- [EXERCISE INSTRUCTIONS]
Make a tally of the lines in the records that include the string "this", and give only that number.
-- START RECORDS SHOWN --
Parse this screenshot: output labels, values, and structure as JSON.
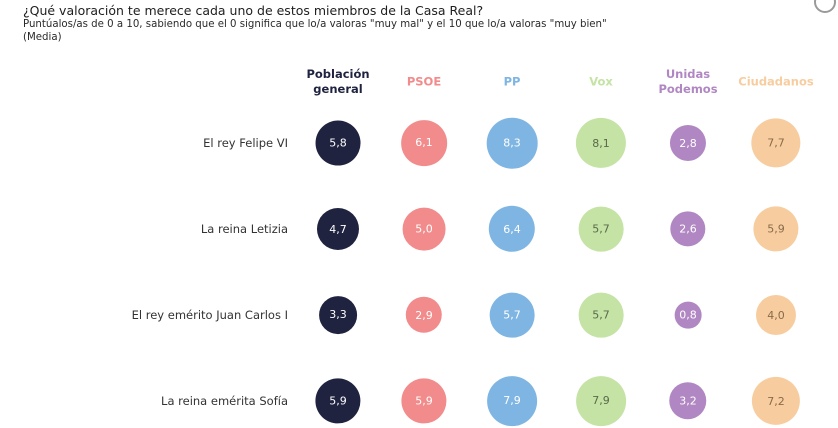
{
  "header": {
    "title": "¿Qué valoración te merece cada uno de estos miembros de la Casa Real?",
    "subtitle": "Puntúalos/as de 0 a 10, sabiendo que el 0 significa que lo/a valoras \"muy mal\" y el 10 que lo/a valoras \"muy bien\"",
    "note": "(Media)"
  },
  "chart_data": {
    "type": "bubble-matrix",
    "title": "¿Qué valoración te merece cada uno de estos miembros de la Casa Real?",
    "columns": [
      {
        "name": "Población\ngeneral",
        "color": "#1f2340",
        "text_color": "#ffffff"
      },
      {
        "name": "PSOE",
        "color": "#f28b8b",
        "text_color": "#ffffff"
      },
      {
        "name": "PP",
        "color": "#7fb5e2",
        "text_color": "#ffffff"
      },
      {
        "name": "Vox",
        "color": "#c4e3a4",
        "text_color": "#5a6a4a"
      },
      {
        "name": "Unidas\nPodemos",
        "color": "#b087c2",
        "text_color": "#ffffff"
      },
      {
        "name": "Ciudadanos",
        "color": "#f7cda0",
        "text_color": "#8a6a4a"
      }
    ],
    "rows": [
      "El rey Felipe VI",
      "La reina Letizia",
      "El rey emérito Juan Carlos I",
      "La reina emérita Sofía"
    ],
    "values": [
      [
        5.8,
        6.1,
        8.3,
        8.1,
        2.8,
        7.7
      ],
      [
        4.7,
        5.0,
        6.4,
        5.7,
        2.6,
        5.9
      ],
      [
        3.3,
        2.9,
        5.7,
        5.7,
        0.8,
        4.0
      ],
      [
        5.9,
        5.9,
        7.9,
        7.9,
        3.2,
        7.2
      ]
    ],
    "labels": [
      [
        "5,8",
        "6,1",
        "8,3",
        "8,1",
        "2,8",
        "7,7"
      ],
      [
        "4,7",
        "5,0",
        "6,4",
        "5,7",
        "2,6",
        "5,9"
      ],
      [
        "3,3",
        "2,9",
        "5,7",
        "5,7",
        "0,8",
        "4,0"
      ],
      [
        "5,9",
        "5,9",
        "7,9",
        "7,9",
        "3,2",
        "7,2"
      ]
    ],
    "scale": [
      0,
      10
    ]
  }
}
-- END RECORDS SHOWN --
-- START RECORDS SHOWN --
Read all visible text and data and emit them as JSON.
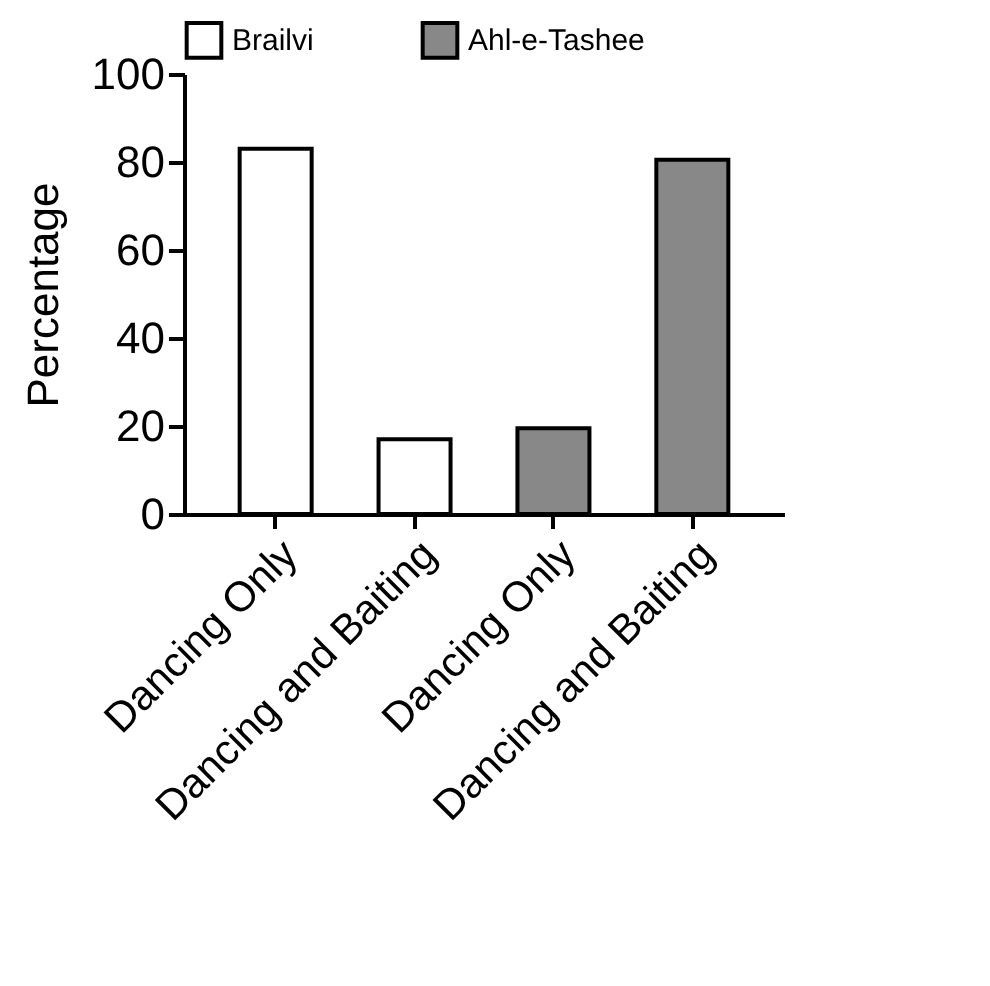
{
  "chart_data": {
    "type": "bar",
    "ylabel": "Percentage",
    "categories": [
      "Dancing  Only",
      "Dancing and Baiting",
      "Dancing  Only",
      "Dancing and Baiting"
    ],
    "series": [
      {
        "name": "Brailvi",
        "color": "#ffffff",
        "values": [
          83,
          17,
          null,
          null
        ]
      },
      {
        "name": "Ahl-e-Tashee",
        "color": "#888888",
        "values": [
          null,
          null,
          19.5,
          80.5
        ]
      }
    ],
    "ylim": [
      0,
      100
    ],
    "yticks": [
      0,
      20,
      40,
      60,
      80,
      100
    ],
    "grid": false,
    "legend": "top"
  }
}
-- END RECORDS SHOWN --
-- START RECORDS SHOWN --
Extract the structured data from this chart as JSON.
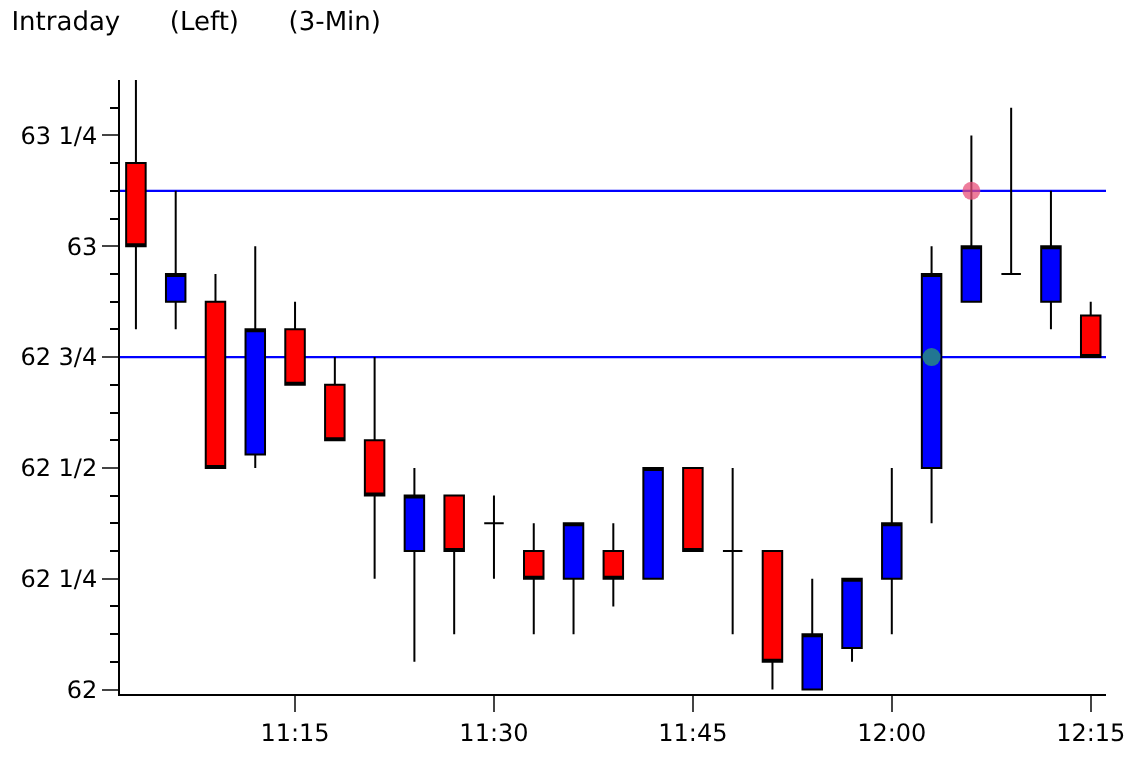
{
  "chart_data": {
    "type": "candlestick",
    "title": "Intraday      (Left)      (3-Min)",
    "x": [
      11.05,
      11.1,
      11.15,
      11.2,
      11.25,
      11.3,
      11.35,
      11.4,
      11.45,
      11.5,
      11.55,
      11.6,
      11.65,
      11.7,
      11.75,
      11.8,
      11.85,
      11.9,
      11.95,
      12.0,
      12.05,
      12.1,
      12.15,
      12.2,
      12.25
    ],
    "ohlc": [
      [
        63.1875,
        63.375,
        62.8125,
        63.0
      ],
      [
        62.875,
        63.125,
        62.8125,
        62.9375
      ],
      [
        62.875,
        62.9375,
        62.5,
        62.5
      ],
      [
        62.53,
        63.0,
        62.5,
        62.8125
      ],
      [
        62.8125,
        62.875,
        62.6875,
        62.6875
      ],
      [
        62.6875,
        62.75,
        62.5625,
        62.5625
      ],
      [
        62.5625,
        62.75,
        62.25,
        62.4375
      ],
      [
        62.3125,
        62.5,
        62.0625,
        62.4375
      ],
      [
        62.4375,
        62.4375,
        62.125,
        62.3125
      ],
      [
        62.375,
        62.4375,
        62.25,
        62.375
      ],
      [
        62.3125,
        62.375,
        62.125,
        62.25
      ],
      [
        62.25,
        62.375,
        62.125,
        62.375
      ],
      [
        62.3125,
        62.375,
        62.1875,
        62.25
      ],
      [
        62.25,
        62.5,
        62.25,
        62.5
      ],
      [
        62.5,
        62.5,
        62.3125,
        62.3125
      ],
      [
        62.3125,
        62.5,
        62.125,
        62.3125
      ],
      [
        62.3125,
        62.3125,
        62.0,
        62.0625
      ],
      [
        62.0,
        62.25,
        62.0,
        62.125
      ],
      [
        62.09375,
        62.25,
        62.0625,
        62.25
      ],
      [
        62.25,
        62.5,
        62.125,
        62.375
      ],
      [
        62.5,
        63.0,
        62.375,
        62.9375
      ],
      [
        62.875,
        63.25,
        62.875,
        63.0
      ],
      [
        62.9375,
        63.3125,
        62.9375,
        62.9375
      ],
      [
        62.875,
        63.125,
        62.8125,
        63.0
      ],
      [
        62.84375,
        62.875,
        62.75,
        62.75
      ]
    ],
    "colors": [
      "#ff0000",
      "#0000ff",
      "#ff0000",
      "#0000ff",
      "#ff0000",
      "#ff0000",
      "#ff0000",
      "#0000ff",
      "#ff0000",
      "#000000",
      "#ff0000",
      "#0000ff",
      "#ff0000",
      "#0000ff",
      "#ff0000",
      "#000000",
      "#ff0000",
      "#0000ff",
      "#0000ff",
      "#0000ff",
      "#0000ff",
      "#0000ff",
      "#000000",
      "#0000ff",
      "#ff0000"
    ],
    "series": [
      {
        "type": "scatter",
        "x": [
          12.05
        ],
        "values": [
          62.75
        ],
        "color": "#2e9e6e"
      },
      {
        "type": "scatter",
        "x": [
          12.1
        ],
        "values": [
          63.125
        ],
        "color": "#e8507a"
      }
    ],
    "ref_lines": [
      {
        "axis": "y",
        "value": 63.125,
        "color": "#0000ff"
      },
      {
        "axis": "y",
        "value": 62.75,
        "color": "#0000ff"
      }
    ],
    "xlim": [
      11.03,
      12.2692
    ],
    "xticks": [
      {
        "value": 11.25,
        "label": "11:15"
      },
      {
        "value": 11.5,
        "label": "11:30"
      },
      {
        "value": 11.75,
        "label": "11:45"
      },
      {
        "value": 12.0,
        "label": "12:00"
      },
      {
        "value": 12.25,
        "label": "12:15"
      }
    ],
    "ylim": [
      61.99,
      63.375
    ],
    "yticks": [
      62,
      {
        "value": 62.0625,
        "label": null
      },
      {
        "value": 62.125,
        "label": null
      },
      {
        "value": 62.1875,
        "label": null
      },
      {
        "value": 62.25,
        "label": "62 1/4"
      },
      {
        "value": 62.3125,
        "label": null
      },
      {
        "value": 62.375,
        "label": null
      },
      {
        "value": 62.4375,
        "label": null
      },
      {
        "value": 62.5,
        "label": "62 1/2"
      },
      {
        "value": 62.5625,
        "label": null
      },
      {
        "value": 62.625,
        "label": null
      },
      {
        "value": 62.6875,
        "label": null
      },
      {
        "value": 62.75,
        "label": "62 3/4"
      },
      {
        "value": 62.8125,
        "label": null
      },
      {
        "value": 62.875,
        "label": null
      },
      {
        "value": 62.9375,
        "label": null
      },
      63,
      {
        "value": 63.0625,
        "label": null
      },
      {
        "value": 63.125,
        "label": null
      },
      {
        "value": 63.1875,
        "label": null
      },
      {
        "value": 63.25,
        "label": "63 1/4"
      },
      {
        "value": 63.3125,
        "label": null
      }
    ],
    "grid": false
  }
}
-- END RECORDS SHOWN --
- [THE RESULT]
2